#### SUPPLIED ENTRIES
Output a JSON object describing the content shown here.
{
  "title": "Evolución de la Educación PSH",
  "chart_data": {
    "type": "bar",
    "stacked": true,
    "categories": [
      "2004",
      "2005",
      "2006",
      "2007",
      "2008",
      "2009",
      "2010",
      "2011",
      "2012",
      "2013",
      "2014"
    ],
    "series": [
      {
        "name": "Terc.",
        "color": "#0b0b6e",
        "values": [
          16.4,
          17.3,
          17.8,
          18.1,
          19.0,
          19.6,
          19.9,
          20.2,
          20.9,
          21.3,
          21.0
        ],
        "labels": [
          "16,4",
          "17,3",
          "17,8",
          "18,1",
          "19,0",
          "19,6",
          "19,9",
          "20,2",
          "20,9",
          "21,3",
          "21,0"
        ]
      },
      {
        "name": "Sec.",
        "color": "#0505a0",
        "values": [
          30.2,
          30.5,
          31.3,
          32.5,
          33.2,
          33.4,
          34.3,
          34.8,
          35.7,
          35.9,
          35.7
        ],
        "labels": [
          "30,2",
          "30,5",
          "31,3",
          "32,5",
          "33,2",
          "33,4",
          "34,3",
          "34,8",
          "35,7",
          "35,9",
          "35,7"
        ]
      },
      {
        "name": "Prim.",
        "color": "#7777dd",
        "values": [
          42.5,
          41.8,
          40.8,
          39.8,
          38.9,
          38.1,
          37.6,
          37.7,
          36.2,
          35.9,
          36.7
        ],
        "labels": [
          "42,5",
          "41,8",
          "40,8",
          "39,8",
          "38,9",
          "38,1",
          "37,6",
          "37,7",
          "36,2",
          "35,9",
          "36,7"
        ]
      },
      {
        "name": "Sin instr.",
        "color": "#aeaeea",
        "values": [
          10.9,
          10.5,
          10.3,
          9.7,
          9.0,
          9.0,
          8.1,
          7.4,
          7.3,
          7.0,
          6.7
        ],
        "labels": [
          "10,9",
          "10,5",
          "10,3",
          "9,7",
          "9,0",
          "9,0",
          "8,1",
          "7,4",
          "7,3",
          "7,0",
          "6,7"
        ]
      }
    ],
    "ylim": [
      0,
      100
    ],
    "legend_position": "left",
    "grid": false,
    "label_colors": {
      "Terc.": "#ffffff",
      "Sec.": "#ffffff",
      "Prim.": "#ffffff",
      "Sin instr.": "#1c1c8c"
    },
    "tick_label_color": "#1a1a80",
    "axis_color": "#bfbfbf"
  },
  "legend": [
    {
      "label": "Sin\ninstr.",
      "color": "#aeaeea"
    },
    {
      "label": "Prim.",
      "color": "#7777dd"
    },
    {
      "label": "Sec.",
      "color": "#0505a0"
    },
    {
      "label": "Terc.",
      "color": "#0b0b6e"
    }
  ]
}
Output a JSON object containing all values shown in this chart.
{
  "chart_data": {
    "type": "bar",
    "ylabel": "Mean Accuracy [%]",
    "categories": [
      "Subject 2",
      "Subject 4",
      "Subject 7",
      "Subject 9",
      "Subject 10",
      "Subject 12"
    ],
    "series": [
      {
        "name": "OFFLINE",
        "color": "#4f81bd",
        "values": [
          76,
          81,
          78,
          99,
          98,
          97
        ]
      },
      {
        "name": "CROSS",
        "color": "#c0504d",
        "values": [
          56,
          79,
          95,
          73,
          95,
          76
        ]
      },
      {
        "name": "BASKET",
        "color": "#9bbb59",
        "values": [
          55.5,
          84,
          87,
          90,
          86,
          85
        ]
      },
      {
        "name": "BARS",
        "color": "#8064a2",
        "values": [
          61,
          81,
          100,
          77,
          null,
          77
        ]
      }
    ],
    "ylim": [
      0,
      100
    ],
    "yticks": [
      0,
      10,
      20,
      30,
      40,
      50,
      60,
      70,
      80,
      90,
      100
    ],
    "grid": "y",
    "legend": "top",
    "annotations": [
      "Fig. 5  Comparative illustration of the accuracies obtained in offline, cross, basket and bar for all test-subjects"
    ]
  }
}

#### INSTRUCTION
Quote each line of the listing above exactly.

#### EXERCISE RESPONSE
Output a JSON object describing the content shown here.
{
  "title": "Evolución de la Educación PSH",
  "chart_data": {
    "type": "bar",
    "stacked": true,
    "categories": [
      "2004",
      "2005",
      "2006",
      "2007",
      "2008",
      "2009",
      "2010",
      "2011",
      "2012",
      "2013",
      "2014"
    ],
    "series": [
      {
        "name": "Terc.",
        "color": "#0b0b6e",
        "values": [
          16.4,
          17.3,
          17.8,
          18.1,
          19.0,
          19.6,
          19.9,
          20.2,
          20.9,
          21.3,
          21.0
        ],
        "labels": [
          "16,4",
          "17,3",
          "17,8",
          "18,1",
          "19,0",
          "19,6",
          "19,9",
          "20,2",
          "20,9",
          "21,3",
          "21,0"
        ]
      },
      {
        "name": "Sec.",
        "color": "#0505a0",
        "values": [
          30.2,
          30.5,
          31.3,
          32.5,
          33.2,
          33.4,
          34.3,
          34.8,
          35.7,
          35.9,
          35.7
        ],
        "labels": [
          "30,2",
          "30,5",
          "31,3",
          "32,5",
          "33,2",
          "33,4",
          "34,3",
          "34,8",
          "35,7",
          "35,9",
          "35,7"
        ]
      },
      {
        "name": "Prim.",
        "color": "#7777dd",
        "values": [
          42.5,
          41.8,
          40.8,
          39.8,
          38.9,
          38.1,
          37.6,
          37.7,
          36.2,
          35.9,
          36.7
        ],
        "labels": [
          "42,5",
          "41,8",
          "40,8",
          "39,8",
          "38,9",
          "38,1",
          "37,6",
          "37,7",
          "36,2",
          "35,9",
          "36,7"
        ]
      },
      {
        "name": "Sin instr.",
        "color": "#aeaeea",
        "values": [
          10.9,
          10.5,
          10.3,
          9.7,
          9.0,
          9.0,
          8.1,
          7.4,
          7.3,
          7.0,
          6.7
        ],
        "labels": [
          "10,9",
          "10,5",
          "10,3",
          "9,7",
          "9,0",
          "9,0",
          "8,1",
          "7,4",
          "7,3",
          "7,0",
          "6,7"
        ]
      }
    ],
    "ylim": [
      0,
      100
    ],
    "legend_position": "left",
    "grid": false,
    "label_colors": {
      "Terc.": "#ffffff",
      "Sec.": "#ffffff",
      "Prim.": "#ffffff",
      "Sin instr.": "#1c1c8c"
    },
    "tick_label_color": "#1a1a80",
    "axis_color": "#bfbfbf"
  },
  "legend": [
    {
      "label": "Sin\ninstr.",
      "color": "#aeaeea"
    },
    {
      "label": "Prim.",
      "color": "#7777dd"
    },
    {
      "label": "Sec.",
      "color": "#0505a0"
    },
    {
      "label": "Terc.",
      "color": "#0b0b6e"
    }
  ]
}
Output a JSON object containing all values shown in this chart.
{
  "chart_data": {
    "type": "bar",
    "ylabel": "Mean Accuracy [%]",
    "categories": [
      "Subject 2",
      "Subject 4",
      "Subject 7",
      "Subject 9",
      "Subject 10",
      "Subject 12"
    ],
    "series": [
      {
        "name": "OFFLINE",
        "color": "#4f81bd",
        "values": [
          76,
          81,
          78,
          99,
          98,
          97
        ]
      },
      {
        "name": "CROSS",
        "color": "#c0504d",
        "values": [
          56,
          79,
          95,
          73,
          95,
          76
        ]
      },
      {
        "name": "BASKET",
        "color": "#9bbb59",
        "values": [
          55.5,
          84,
          87,
          90,
          86,
          85
        ]
      },
      {
        "name": "BARS",
        "color": "#8064a2",
        "values": [
          61,
          81,
          100,
          77,
          null,
          77
        ]
      }
    ],
    "ylim": [
      0,
      100
    ],
    "yticks": [
      0,
      10,
      20,
      30,
      40,
      50,
      60,
      70,
      80,
      90,
      100
    ],
    "grid": "y",
    "legend": "top",
    "annotations": [
      "Fig. 5  Comparative illustration of the accuracies obtained in offline, cross, basket and bar for all test-subjects"
    ]
  }
}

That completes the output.